● Task item
What you return must match the data exactly, line for line.

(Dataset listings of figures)
___
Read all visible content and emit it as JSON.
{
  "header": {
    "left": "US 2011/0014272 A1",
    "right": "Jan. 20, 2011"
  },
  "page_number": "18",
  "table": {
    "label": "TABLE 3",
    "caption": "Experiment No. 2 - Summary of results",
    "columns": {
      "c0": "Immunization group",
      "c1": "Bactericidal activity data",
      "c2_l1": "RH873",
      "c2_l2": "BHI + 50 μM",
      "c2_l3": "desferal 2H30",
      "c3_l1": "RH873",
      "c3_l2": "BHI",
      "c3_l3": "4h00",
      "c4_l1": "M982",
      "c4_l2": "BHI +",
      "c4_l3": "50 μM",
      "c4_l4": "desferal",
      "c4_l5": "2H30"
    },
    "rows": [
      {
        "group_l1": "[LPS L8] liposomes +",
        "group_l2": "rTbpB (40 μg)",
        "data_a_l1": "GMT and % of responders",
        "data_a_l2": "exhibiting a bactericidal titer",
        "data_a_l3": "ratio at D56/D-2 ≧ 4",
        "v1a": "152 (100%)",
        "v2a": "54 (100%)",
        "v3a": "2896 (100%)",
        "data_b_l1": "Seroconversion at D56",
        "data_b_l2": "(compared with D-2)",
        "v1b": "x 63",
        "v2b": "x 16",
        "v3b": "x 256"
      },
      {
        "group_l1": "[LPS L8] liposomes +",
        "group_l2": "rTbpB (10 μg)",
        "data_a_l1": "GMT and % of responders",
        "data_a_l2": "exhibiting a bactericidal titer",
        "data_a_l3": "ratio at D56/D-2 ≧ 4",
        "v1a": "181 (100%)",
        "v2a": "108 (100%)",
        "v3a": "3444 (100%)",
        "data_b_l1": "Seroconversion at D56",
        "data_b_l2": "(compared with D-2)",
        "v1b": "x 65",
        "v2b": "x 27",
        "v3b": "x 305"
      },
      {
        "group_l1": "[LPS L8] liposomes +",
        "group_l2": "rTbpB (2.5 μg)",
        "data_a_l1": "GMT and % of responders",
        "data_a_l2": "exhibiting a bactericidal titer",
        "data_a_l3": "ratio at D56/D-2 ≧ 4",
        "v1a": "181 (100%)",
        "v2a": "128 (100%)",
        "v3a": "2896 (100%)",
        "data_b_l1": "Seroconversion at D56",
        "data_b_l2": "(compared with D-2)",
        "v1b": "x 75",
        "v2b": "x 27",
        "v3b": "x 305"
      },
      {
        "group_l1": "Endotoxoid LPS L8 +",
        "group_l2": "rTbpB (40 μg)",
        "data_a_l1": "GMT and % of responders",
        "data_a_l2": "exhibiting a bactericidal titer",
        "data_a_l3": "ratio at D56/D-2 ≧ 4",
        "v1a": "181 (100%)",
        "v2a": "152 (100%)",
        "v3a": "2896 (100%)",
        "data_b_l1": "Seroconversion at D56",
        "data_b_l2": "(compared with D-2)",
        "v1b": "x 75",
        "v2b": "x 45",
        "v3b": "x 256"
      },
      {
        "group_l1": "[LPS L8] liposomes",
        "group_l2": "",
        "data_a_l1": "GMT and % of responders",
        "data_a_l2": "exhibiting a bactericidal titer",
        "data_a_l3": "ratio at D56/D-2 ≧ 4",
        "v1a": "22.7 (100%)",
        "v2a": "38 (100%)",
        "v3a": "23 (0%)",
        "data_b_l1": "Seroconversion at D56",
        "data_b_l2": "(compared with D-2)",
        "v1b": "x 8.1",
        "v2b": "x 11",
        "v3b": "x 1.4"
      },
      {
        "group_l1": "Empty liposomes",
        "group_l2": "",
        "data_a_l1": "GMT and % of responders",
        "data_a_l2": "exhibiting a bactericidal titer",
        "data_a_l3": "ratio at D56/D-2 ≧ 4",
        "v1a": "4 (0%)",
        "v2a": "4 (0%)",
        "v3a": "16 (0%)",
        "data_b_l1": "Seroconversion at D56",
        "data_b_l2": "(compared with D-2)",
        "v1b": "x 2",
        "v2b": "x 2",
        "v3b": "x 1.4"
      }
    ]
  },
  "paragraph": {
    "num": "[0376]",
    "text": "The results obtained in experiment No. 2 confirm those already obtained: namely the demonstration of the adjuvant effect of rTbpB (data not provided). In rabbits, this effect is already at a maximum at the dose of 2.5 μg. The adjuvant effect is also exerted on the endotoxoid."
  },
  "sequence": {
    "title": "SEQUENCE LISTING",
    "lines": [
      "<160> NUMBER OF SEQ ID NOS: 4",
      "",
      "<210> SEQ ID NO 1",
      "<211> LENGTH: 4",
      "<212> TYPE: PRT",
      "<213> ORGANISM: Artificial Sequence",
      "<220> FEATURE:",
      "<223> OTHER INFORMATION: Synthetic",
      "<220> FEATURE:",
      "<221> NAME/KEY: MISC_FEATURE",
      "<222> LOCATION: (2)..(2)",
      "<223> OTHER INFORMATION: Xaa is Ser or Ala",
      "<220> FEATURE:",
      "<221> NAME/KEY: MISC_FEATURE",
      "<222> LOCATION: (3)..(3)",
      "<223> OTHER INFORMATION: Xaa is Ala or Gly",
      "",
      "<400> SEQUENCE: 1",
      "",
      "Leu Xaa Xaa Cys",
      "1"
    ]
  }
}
___
● Response to this exercise
Read all visible content and emit it as JSON.
{
  "header": {
    "left": "US 2011/0014272 A1",
    "right": "Jan. 20, 2011"
  },
  "page_number": "18",
  "table": {
    "label": "TABLE 3",
    "caption": "Experiment No. 2 - Summary of results",
    "columns": {
      "c0": "Immunization group",
      "c1": "Bactericidal activity data",
      "c2_l1": "RH873",
      "c2_l2": "BHI + 50 μM",
      "c2_l3": "desferal 2H30",
      "c3_l1": "RH873",
      "c3_l2": "BHI",
      "c3_l3": "4h00",
      "c4_l1": "M982",
      "c4_l2": "BHI +",
      "c4_l3": "50 μM",
      "c4_l4": "desferal",
      "c4_l5": "2H30"
    },
    "rows": [
      {
        "group_l1": "[LPS L8] liposomes +",
        "group_l2": "rTbpB (40 μg)",
        "data_a_l1": "GMT and % of responders",
        "data_a_l2": "exhibiting a bactericidal titer",
        "data_a_l3": "ratio at D56/D-2 ≧ 4",
        "v1a": "152 (100%)",
        "v2a": "54 (100%)",
        "v3a": "2896 (100%)",
        "data_b_l1": "Seroconversion at D56",
        "data_b_l2": "(compared with D-2)",
        "v1b": "x 63",
        "v2b": "x 16",
        "v3b": "x 256"
      },
      {
        "group_l1": "[LPS L8] liposomes +",
        "group_l2": "rTbpB (10 μg)",
        "data_a_l1": "GMT and % of responders",
        "data_a_l2": "exhibiting a bactericidal titer",
        "data_a_l3": "ratio at D56/D-2 ≧ 4",
        "v1a": "181 (100%)",
        "v2a": "108 (100%)",
        "v3a": "3444 (100%)",
        "data_b_l1": "Seroconversion at D56",
        "data_b_l2": "(compared with D-2)",
        "v1b": "x 65",
        "v2b": "x 27",
        "v3b": "x 305"
      },
      {
        "group_l1": "[LPS L8] liposomes +",
        "group_l2": "rTbpB (2.5 μg)",
        "data_a_l1": "GMT and % of responders",
        "data_a_l2": "exhibiting a bactericidal titer",
        "data_a_l3": "ratio at D56/D-2 ≧ 4",
        "v1a": "181 (100%)",
        "v2a": "128 (100%)",
        "v3a": "2896 (100%)",
        "data_b_l1": "Seroconversion at D56",
        "data_b_l2": "(compared with D-2)",
        "v1b": "x 75",
        "v2b": "x 27",
        "v3b": "x 305"
      },
      {
        "group_l1": "Endotoxoid LPS L8 +",
        "group_l2": "rTbpB (40 μg)",
        "data_a_l1": "GMT and % of responders",
        "data_a_l2": "exhibiting a bactericidal titer",
        "data_a_l3": "ratio at D56/D-2 ≧ 4",
        "v1a": "181 (100%)",
        "v2a": "152 (100%)",
        "v3a": "2896 (100%)",
        "data_b_l1": "Seroconversion at D56",
        "data_b_l2": "(compared with D-2)",
        "v1b": "x 75",
        "v2b": "x 45",
        "v3b": "x 256"
      },
      {
        "group_l1": "[LPS L8] liposomes",
        "group_l2": "",
        "data_a_l1": "GMT and % of responders",
        "data_a_l2": "exhibiting a bactericidal titer",
        "data_a_l3": "ratio at D56/D-2 ≧ 4",
        "v1a": "22.7 (100%)",
        "v2a": "38 (100%)",
        "v3a": "23 (0%)",
        "data_b_l1": "Seroconversion at D56",
        "data_b_l2": "(compared with D-2)",
        "v1b": "x 8.1",
        "v2b": "x 11",
        "v3b": "x 1.4"
      },
      {
        "group_l1": "Empty liposomes",
        "group_l2": "",
        "data_a_l1": "GMT and % of responders",
        "data_a_l2": "exhibiting a bactericidal titer",
        "data_a_l3": "ratio at D56/D-2 ≧ 4",
        "v1a": "4 (0%)",
        "v2a": "4 (0%)",
        "v3a": "16 (0%)",
        "data_b_l1": "Seroconversion at D56",
        "data_b_l2": "(compared with D-2)",
        "v1b": "x 2",
        "v2b": "x 2",
        "v3b": "x 1.4"
      }
    ]
  },
  "paragraph": {
    "num": "[0376]",
    "text": "The results obtained in experiment No. 2 confirm those already obtained: namely the demonstration of the adjuvant effect of rTbpB (data not provided). In rabbits, this effect is already at a maximum at the dose of 2.5 μg. The adjuvant effect is also exerted on the endotoxoid."
  },
  "sequence": {
    "title": "SEQUENCE LISTING",
    "lines": [
      "<160> NUMBER OF SEQ ID NOS: 4",
      "",
      "<210> SEQ ID NO 1",
      "<211> LENGTH: 4",
      "<212> TYPE: PRT",
      "<213> ORGANISM: Artificial Sequence",
      "<220> FEATURE:",
      "<223> OTHER INFORMATION: Synthetic",
      "<220> FEATURE:",
      "<221> NAME/KEY: MISC_FEATURE",
      "<222> LOCATION: (2)..(2)",
      "<223> OTHER INFORMATION: Xaa is Ser or Ala",
      "<220> FEATURE:",
      "<221> NAME/KEY: MISC_FEATURE",
      "<222> LOCATION: (3)..(3)",
      "<223> OTHER INFORMATION: Xaa is Ala or Gly",
      "",
      "<400> SEQUENCE: 1",
      "",
      "Leu Xaa Xaa Cys",
      "1"
    ]
  }
}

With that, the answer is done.